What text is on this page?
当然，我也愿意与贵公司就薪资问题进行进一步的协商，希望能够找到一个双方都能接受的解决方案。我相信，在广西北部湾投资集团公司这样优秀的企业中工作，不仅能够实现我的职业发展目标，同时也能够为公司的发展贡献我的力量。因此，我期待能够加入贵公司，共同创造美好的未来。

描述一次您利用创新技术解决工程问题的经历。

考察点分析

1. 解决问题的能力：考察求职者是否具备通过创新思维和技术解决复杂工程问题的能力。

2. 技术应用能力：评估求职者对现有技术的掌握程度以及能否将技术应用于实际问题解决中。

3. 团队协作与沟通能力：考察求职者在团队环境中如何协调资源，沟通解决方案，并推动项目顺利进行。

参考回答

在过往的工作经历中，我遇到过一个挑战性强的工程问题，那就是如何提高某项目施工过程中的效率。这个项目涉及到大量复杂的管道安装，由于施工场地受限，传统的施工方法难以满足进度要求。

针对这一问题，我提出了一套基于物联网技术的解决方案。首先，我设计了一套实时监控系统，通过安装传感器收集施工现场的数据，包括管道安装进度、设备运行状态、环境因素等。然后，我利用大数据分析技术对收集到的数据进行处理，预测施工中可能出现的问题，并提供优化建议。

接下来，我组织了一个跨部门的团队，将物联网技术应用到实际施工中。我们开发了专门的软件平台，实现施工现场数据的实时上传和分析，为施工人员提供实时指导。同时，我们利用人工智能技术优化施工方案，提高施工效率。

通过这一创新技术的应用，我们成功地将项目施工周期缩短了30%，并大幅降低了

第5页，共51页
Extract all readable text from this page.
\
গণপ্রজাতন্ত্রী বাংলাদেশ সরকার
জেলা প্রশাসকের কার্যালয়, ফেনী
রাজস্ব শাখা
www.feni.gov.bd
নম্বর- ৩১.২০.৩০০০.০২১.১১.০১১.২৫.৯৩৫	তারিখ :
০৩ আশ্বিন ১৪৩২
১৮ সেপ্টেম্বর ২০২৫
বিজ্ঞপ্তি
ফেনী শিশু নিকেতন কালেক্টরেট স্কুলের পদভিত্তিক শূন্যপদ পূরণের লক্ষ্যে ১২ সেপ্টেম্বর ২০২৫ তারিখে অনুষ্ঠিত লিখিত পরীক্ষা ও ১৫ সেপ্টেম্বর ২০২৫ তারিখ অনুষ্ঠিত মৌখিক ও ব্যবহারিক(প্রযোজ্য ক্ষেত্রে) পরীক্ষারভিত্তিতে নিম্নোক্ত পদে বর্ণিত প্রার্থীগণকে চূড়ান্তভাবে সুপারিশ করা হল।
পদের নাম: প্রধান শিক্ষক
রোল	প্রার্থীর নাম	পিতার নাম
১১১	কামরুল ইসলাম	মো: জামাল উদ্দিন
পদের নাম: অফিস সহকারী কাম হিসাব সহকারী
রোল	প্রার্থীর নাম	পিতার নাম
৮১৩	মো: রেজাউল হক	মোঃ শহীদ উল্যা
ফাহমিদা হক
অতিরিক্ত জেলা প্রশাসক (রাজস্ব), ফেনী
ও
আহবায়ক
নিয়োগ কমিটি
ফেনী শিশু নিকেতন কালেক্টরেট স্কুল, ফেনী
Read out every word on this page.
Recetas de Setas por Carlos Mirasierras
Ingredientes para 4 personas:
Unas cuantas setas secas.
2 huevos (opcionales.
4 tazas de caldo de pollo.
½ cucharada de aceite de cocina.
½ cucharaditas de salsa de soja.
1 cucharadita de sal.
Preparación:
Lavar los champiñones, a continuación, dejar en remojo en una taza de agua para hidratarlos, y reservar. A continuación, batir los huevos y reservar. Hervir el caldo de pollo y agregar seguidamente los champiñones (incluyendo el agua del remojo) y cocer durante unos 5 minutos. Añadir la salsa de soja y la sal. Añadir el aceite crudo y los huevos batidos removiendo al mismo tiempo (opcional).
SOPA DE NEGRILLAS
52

:::

> **Exercise objective**: Please set down each line of the records exactly as given.

> **Solution**:
What text is on this page?
当然，我也愿意与贵公司就薪资问题进行进一步的协商，希望能够找到一个双方都能接受的解决方案。我相信，在广西北部湾投资集团公司这样优秀的企业中工作，不仅能够实现我的职业发展目标，同时也能够为公司的发展贡献我的力量。因此，我期待能够加入贵公司，共同创造美好的未来。

描述一次您利用创新技术解决工程问题的经历。

考察点分析

1. 解决问题的能力：考察求职者是否具备通过创新思维和技术解决复杂工程问题的能力。

2. 技术应用能力：评估求职者对现有技术的掌握程度以及能否将技术应用于实际问题解决中。

3. 团队协作与沟通能力：考察求职者在团队环境中如何协调资源，沟通解决方案，并推动项目顺利进行。

参考回答

在过往的工作经历中，我遇到过一个挑战性强的工程问题，那就是如何提高某项目施工过程中的效率。这个项目涉及到大量复杂的管道安装，由于施工场地受限，传统的施工方法难以满足进度要求。

针对这一问题，我提出了一套基于物联网技术的解决方案。首先，我设计了一套实时监控系统，通过安装传感器收集施工现场的数据，包括管道安装进度、设备运行状态、环境因素等。然后，我利用大数据分析技术对收集到的数据进行处理，预测施工中可能出现的问题，并提供优化建议。

接下来，我组织了一个跨部门的团队，将物联网技术应用到实际施工中。我们开发了专门的软件平台，实现施工现场数据的实时上传和分析，为施工人员提供实时指导。同时，我们利用人工智能技术优化施工方案，提高施工效率。

通过这一创新技术的应用，我们成功地将项目施工周期缩短了30%，并大幅降低了

第5页，共51页
Extract all readable text from this page.
\
গণপ্রজাতন্ত্রী বাংলাদেশ সরকার
জেলা প্রশাসকের কার্যালয়, ফেনী
রাজস্ব শাখা
www.feni.gov.bd
নম্বর- ৩১.২০.৩০০০.০২১.১১.০১১.২৫.৯৩৫	তারিখ :
০৩ আশ্বিন ১৪৩২
১৮ সেপ্টেম্বর ২০২৫
বিজ্ঞপ্তি
ফেনী শিশু নিকেতন কালেক্টরেট স্কুলের পদভিত্তিক শূন্যপদ পূরণের লক্ষ্যে ১২ সেপ্টেম্বর ২০২৫ তারিখে অনুষ্ঠিত লিখিত পরীক্ষা ও ১৫ সেপ্টেম্বর ২০২৫ তারিখ অনুষ্ঠিত মৌখিক ও ব্যবহারিক(প্রযোজ্য ক্ষেত্রে) পরীক্ষারভিত্তিতে নিম্নোক্ত পদে বর্ণিত প্রার্থীগণকে চূড়ান্তভাবে সুপারিশ করা হল।
পদের নাম: প্রধান শিক্ষক
রোল	প্রার্থীর নাম	পিতার নাম
১১১	কামরুল ইসলাম	মো: জামাল উদ্দিন
পদের নাম: অফিস সহকারী কাম হিসাব সহকারী
রোল	প্রার্থীর নাম	পিতার নাম
৮১৩	মো: রেজাউল হক	মোঃ শহীদ উল্যা
ফাহমিদা হক
অতিরিক্ত জেলা প্রশাসক (রাজস্ব), ফেনী
ও
আহবায়ক
নিয়োগ কমিটি
ফেনী শিশু নিকেতন কালেক্টরেট স্কুল, ফেনী
Read out every word on this page.
Recetas de Setas por Carlos Mirasierras
Ingredientes para 4 personas:
Unas cuantas setas secas.
2 huevos (opcionales.
4 tazas de caldo de pollo.
½ cucharada de aceite de cocina.
½ cucharaditas de salsa de soja.
1 cucharadita de sal.
Preparación:
Lavar los champiñones, a continuación, dejar en remojo en una taza de agua para hidratarlos, y reservar. A continuación, batir los huevos y reservar. Hervir el caldo de pollo y agregar seguidamente los champiñones (incluyendo el agua del remojo) y cocer durante unos 5 minutos. Añadir la salsa de soja y la sal. Añadir el aceite crudo y los huevos batidos removiendo al mismo tiempo (opcional).
SOPA DE NEGRILLAS
52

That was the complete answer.